## Directive:
Make an exact copy of the lines below.
▬▬▬
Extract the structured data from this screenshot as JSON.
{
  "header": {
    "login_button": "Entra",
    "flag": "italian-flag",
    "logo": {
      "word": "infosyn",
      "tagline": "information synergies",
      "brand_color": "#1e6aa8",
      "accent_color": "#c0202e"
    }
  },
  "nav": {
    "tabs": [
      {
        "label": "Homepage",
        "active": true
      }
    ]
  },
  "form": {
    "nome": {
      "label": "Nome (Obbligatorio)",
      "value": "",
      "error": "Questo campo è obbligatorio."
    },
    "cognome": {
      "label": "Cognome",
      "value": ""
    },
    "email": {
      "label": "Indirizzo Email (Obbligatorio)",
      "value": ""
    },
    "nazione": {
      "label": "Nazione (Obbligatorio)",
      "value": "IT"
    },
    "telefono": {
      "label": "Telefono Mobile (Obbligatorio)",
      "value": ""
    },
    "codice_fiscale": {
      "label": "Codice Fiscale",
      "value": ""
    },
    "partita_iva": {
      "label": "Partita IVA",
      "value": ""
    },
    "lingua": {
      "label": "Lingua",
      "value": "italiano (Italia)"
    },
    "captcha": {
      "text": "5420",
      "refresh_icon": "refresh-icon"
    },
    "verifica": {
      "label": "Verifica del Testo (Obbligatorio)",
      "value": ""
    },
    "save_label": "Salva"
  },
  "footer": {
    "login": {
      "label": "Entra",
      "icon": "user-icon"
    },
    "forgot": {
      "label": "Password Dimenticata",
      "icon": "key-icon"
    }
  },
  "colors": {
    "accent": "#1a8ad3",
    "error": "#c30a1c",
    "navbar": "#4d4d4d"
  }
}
▬▬▬
## Reply:
Extract the structured data from this screenshot as JSON.
{
  "header": {
    "login_button": "Entra",
    "flag": "italian-flag",
    "logo": {
      "word": "infosyn",
      "tagline": "information synergies",
      "brand_color": "#1e6aa8",
      "accent_color": "#c0202e"
    }
  },
  "nav": {
    "tabs": [
      {
        "label": "Homepage",
        "active": true
      }
    ]
  },
  "form": {
    "nome": {
      "label": "Nome (Obbligatorio)",
      "value": "",
      "error": "Questo campo è obbligatorio."
    },
    "cognome": {
      "label": "Cognome",
      "value": ""
    },
    "email": {
      "label": "Indirizzo Email (Obbligatorio)",
      "value": ""
    },
    "nazione": {
      "label": "Nazione (Obbligatorio)",
      "value": "IT"
    },
    "telefono": {
      "label": "Telefono Mobile (Obbligatorio)",
      "value": ""
    },
    "codice_fiscale": {
      "label": "Codice Fiscale",
      "value": ""
    },
    "partita_iva": {
      "label": "Partita IVA",
      "value": ""
    },
    "lingua": {
      "label": "Lingua",
      "value": "italiano (Italia)"
    },
    "captcha": {
      "text": "5420",
      "refresh_icon": "refresh-icon"
    },
    "verifica": {
      "label": "Verifica del Testo (Obbligatorio)",
      "value": ""
    },
    "save_label": "Salva"
  },
  "footer": {
    "login": {
      "label": "Entra",
      "icon": "user-icon"
    },
    "forgot": {
      "label": "Password Dimenticata",
      "icon": "key-icon"
    }
  },
  "colors": {
    "accent": "#1a8ad3",
    "error": "#c30a1c",
    "navbar": "#4d4d4d"
  }
}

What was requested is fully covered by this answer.